> **WHAT YOU SHOULD DO**: Wherever the string "已知椭圆C" appears, copy the whole line.

Dataset items
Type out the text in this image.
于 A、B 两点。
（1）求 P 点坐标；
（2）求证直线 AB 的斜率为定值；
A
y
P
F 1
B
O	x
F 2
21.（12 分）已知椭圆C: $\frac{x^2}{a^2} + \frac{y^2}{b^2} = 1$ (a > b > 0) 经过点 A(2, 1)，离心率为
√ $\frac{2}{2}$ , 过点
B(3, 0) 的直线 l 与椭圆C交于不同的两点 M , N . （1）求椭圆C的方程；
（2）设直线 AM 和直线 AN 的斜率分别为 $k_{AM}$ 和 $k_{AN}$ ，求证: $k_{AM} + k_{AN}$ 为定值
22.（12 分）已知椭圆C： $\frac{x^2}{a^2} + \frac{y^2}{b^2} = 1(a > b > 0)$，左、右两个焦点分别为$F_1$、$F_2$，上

> **EXERCISE RESULT**:
21.（12 分）已知椭圆C: $\frac{x^2}{a^2} + \frac{y^2}{b^2} = 1$ (a > b > 0) 经过点 A(2, 1)，离心率为
22.（12 分）已知椭圆C： $\frac{x^2}{a^2} + \frac{y^2}{b^2} = 1(a > b > 0)$，左、右两个焦点分别为$F_1$、$F_2$，上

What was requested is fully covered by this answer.